** Exercise data **
━━━━━━━━

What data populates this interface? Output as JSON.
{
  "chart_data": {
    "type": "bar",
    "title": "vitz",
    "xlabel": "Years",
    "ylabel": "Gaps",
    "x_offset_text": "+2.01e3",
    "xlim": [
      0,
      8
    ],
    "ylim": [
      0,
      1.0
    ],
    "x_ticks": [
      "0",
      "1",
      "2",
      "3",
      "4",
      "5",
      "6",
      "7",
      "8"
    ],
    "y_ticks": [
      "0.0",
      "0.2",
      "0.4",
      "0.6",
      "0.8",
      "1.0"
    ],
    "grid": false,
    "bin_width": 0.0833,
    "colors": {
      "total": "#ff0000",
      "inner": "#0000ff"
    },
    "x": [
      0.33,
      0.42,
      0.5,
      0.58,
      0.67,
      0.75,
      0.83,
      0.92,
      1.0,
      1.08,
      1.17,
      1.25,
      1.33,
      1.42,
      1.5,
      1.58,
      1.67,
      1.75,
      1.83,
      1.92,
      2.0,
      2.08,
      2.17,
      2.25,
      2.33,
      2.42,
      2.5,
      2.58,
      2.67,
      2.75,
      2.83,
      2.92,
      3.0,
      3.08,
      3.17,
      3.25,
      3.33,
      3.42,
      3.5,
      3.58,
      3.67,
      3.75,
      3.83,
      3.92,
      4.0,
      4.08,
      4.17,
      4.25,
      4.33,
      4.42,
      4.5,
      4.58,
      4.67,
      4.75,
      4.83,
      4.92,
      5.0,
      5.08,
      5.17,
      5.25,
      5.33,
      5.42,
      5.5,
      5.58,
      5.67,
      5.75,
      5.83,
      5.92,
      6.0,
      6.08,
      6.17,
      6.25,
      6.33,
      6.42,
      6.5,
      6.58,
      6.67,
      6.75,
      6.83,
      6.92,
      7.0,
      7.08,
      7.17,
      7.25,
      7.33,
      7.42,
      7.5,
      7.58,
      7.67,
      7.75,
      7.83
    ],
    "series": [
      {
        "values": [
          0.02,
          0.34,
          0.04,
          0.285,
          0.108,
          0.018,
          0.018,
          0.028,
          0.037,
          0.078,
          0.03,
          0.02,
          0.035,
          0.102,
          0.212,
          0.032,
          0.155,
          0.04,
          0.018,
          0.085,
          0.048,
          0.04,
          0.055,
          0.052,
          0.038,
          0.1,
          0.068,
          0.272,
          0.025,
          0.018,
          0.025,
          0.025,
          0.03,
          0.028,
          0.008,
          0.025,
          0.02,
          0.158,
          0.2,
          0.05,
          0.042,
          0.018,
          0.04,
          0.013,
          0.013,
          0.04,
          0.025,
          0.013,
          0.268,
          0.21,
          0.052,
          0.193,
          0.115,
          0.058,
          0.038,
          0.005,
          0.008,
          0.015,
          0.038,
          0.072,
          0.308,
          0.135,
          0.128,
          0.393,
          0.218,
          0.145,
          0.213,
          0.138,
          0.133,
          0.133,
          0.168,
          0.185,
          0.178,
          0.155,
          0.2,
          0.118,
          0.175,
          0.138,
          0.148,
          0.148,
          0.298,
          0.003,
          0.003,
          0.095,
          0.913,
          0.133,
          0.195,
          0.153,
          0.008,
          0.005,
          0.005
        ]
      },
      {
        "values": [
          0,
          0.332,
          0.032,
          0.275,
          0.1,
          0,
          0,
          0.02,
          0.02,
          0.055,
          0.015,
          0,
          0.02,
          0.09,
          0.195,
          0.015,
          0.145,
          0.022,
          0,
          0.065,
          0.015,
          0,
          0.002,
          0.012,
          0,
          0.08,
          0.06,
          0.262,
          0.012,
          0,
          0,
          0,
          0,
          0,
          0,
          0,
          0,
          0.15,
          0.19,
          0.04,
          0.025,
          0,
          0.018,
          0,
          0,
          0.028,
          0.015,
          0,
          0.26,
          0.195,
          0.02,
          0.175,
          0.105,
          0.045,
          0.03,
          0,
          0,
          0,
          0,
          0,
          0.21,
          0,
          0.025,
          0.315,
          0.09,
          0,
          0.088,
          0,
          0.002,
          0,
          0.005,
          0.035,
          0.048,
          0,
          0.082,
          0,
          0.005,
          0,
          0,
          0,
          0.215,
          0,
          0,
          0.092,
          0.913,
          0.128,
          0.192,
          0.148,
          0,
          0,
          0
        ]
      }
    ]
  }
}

━━━━━━━━

Can you give every line above again, exactly as written?

What data populates this interface? Output as JSON.
{
  "chart_data": {
    "type": "bar",
    "title": "vitz",
    "xlabel": "Years",
    "ylabel": "Gaps",
    "x_offset_text": "+2.01e3",
    "xlim": [
      0,
      8
    ],
    "ylim": [
      0,
      1.0
    ],
    "x_ticks": [
      "0",
      "1",
      "2",
      "3",
      "4",
      "5",
      "6",
      "7",
      "8"
    ],
    "y_ticks": [
      "0.0",
      "0.2",
      "0.4",
      "0.6",
      "0.8",
      "1.0"
    ],
    "grid": false,
    "bin_width": 0.0833,
    "colors": {
      "total": "#ff0000",
      "inner": "#0000ff"
    },
    "x": [
      0.33,
      0.42,
      0.5,
      0.58,
      0.67,
      0.75,
      0.83,
      0.92,
      1.0,
      1.08,
      1.17,
      1.25,
      1.33,
      1.42,
      1.5,
      1.58,
      1.67,
      1.75,
      1.83,
      1.92,
      2.0,
      2.08,
      2.17,
      2.25,
      2.33,
      2.42,
      2.5,
      2.58,
      2.67,
      2.75,
      2.83,
      2.92,
      3.0,
      3.08,
      3.17,
      3.25,
      3.33,
      3.42,
      3.5,
      3.58,
      3.67,
      3.75,
      3.83,
      3.92,
      4.0,
      4.08,
      4.17,
      4.25,
      4.33,
      4.42,
      4.5,
      4.58,
      4.67,
      4.75,
      4.83,
      4.92,
      5.0,
      5.08,
      5.17,
      5.25,
      5.33,
      5.42,
      5.5,
      5.58,
      5.67,
      5.75,
      5.83,
      5.92,
      6.0,
      6.08,
      6.17,
      6.25,
      6.33,
      6.42,
      6.5,
      6.58,
      6.67,
      6.75,
      6.83,
      6.92,
      7.0,
      7.08,
      7.17,
      7.25,
      7.33,
      7.42,
      7.5,
      7.58,
      7.67,
      7.75,
      7.83
    ],
    "series": [
      {
        "values": [
          0.02,
          0.34,
          0.04,
          0.285,
          0.108,
          0.018,
          0.018,
          0.028,
          0.037,
          0.078,
          0.03,
          0.02,
          0.035,
          0.102,
          0.212,
          0.032,
          0.155,
          0.04,
          0.018,
          0.085,
          0.048,
          0.04,
          0.055,
          0.052,
          0.038,
          0.1,
          0.068,
          0.272,
          0.025,
          0.018,
          0.025,
          0.025,
          0.03,
          0.028,
          0.008,
          0.025,
          0.02,
          0.158,
          0.2,
          0.05,
          0.042,
          0.018,
          0.04,
          0.013,
          0.013,
          0.04,
          0.025,
          0.013,
          0.268,
          0.21,
          0.052,
          0.193,
          0.115,
          0.058,
          0.038,
          0.005,
          0.008,
          0.015,
          0.038,
          0.072,
          0.308,
          0.135,
          0.128,
          0.393,
          0.218,
          0.145,
          0.213,
          0.138,
          0.133,
          0.133,
          0.168,
          0.185,
          0.178,
          0.155,
          0.2,
          0.118,
          0.175,
          0.138,
          0.148,
          0.148,
          0.298,
          0.003,
          0.003,
          0.095,
          0.913,
          0.133,
          0.195,
          0.153,
          0.008,
          0.005,
          0.005
        ]
      },
      {
        "values": [
          0,
          0.332,
          0.032,
          0.275,
          0.1,
          0,
          0,
          0.02,
          0.02,
          0.055,
          0.015,
          0,
          0.02,
          0.09,
          0.195,
          0.015,
          0.145,
          0.022,
          0,
          0.065,
          0.015,
          0,
          0.002,
          0.012,
          0,
          0.08,
          0.06,
          0.262,
          0.012,
          0,
          0,
          0,
          0,
          0,
          0,
          0,
          0,
          0.15,
          0.19,
          0.04,
          0.025,
          0,
          0.018,
          0,
          0,
          0.028,
          0.015,
          0,
          0.26,
          0.195,
          0.02,
          0.175,
          0.105,
          0.045,
          0.03,
          0,
          0,
          0,
          0,
          0,
          0.21,
          0,
          0.025,
          0.315,
          0.09,
          0,
          0.088,
          0,
          0.002,
          0,
          0.005,
          0.035,
          0.048,
          0,
          0.082,
          0,
          0.005,
          0,
          0,
          0,
          0.215,
          0,
          0,
          0.092,
          0.913,
          0.128,
          0.192,
          0.148,
          0,
          0,
          0
        ]
      }
    ]
  }
}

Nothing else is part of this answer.